Indicate only the number of lines in the listing below in which the word "үзлэг" appears.

[Stored data start]

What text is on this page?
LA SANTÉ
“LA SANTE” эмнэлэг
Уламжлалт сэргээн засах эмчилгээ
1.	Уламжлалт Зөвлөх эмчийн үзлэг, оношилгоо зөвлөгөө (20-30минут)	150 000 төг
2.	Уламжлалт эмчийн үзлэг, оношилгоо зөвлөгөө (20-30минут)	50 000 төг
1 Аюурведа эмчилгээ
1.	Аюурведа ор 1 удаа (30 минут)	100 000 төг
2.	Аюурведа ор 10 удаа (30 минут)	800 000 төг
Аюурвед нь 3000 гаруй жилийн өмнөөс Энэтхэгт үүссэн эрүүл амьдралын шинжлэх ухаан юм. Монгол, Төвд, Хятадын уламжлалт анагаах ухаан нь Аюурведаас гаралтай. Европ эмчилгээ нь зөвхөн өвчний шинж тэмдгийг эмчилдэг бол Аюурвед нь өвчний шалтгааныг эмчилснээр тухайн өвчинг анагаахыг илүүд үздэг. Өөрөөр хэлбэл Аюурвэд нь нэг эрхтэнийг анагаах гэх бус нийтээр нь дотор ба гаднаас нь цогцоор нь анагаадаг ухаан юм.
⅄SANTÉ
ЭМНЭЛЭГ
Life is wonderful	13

[Stored data end]

• [Expected output]: 2